▶ _What to work on_
Can the data below be set down again exactly, line for line?

### Entries supplied ###

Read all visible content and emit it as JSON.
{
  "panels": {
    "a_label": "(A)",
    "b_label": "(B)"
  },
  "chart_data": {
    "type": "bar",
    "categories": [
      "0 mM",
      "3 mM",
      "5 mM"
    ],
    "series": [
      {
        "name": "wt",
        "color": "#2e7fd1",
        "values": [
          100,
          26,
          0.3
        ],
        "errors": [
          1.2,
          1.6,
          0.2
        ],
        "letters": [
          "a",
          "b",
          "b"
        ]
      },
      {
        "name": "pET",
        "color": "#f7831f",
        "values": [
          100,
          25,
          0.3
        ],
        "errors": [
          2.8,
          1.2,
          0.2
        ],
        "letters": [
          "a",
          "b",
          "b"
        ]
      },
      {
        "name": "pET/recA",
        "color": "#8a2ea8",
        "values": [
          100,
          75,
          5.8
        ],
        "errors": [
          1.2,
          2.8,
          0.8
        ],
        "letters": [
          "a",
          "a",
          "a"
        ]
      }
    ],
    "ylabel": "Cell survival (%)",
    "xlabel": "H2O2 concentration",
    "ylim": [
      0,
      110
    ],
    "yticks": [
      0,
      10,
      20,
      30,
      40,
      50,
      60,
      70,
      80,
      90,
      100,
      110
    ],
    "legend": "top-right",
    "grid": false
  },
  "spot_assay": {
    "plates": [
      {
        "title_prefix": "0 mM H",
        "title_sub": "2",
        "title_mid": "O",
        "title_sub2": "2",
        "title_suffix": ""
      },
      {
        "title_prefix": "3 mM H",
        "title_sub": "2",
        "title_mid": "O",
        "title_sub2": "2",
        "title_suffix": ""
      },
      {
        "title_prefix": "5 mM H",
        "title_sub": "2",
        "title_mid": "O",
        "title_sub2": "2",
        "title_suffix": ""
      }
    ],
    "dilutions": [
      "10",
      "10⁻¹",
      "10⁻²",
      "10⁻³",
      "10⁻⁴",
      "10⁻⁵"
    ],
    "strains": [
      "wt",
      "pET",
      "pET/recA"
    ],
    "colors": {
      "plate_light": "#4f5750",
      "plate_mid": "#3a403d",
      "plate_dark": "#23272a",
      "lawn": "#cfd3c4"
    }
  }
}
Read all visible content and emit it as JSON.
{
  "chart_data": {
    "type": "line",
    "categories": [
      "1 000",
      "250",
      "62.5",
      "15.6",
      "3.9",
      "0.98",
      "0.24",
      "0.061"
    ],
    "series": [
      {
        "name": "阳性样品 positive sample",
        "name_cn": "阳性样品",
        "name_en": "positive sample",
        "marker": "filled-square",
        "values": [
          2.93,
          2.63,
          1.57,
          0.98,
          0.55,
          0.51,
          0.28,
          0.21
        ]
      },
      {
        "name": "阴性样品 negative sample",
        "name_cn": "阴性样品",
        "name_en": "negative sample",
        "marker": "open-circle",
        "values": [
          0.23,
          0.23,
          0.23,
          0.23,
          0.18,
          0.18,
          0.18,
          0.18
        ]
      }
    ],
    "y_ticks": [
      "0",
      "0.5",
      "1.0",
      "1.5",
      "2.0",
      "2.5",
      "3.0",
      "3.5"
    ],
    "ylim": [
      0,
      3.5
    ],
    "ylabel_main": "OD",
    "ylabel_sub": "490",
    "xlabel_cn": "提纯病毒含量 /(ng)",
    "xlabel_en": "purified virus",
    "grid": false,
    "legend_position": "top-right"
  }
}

###

▶ _Solution to this task_
Read all visible content and emit it as JSON.
{
  "panels": {
    "a_label": "(A)",
    "b_label": "(B)"
  },
  "chart_data": {
    "type": "bar",
    "categories": [
      "0 mM",
      "3 mM",
      "5 mM"
    ],
    "series": [
      {
        "name": "wt",
        "color": "#2e7fd1",
        "values": [
          100,
          26,
          0.3
        ],
        "errors": [
          1.2,
          1.6,
          0.2
        ],
        "letters": [
          "a",
          "b",
          "b"
        ]
      },
      {
        "name": "pET",
        "color": "#f7831f",
        "values": [
          100,
          25,
          0.3
        ],
        "errors": [
          2.8,
          1.2,
          0.2
        ],
        "letters": [
          "a",
          "b",
          "b"
        ]
      },
      {
        "name": "pET/recA",
        "color": "#8a2ea8",
        "values": [
          100,
          75,
          5.8
        ],
        "errors": [
          1.2,
          2.8,
          0.8
        ],
        "letters": [
          "a",
          "a",
          "a"
        ]
      }
    ],
    "ylabel": "Cell survival (%)",
    "xlabel": "H2O2 concentration",
    "ylim": [
      0,
      110
    ],
    "yticks": [
      0,
      10,
      20,
      30,
      40,
      50,
      60,
      70,
      80,
      90,
      100,
      110
    ],
    "legend": "top-right",
    "grid": false
  },
  "spot_assay": {
    "plates": [
      {
        "title_prefix": "0 mM H",
        "title_sub": "2",
        "title_mid": "O",
        "title_sub2": "2",
        "title_suffix": ""
      },
      {
        "title_prefix": "3 mM H",
        "title_sub": "2",
        "title_mid": "O",
        "title_sub2": "2",
        "title_suffix": ""
      },
      {
        "title_prefix": "5 mM H",
        "title_sub": "2",
        "title_mid": "O",
        "title_sub2": "2",
        "title_suffix": ""
      }
    ],
    "dilutions": [
      "10",
      "10⁻¹",
      "10⁻²",
      "10⁻³",
      "10⁻⁴",
      "10⁻⁵"
    ],
    "strains": [
      "wt",
      "pET",
      "pET/recA"
    ],
    "colors": {
      "plate_light": "#4f5750",
      "plate_mid": "#3a403d",
      "plate_dark": "#23272a",
      "lawn": "#cfd3c4"
    }
  }
}
Read all visible content and emit it as JSON.
{
  "chart_data": {
    "type": "line",
    "categories": [
      "1 000",
      "250",
      "62.5",
      "15.6",
      "3.9",
      "0.98",
      "0.24",
      "0.061"
    ],
    "series": [
      {
        "name": "阳性样品 positive sample",
        "name_cn": "阳性样品",
        "name_en": "positive sample",
        "marker": "filled-square",
        "values": [
          2.93,
          2.63,
          1.57,
          0.98,
          0.55,
          0.51,
          0.28,
          0.21
        ]
      },
      {
        "name": "阴性样品 negative sample",
        "name_cn": "阴性样品",
        "name_en": "negative sample",
        "marker": "open-circle",
        "values": [
          0.23,
          0.23,
          0.23,
          0.23,
          0.18,
          0.18,
          0.18,
          0.18
        ]
      }
    ],
    "y_ticks": [
      "0",
      "0.5",
      "1.0",
      "1.5",
      "2.0",
      "2.5",
      "3.0",
      "3.5"
    ],
    "ylim": [
      0,
      3.5
    ],
    "ylabel_main": "OD",
    "ylabel_sub": "490",
    "xlabel_cn": "提纯病毒含量 /(ng)",
    "xlabel_en": "purified virus",
    "grid": false,
    "legend_position": "top-right"
  }
}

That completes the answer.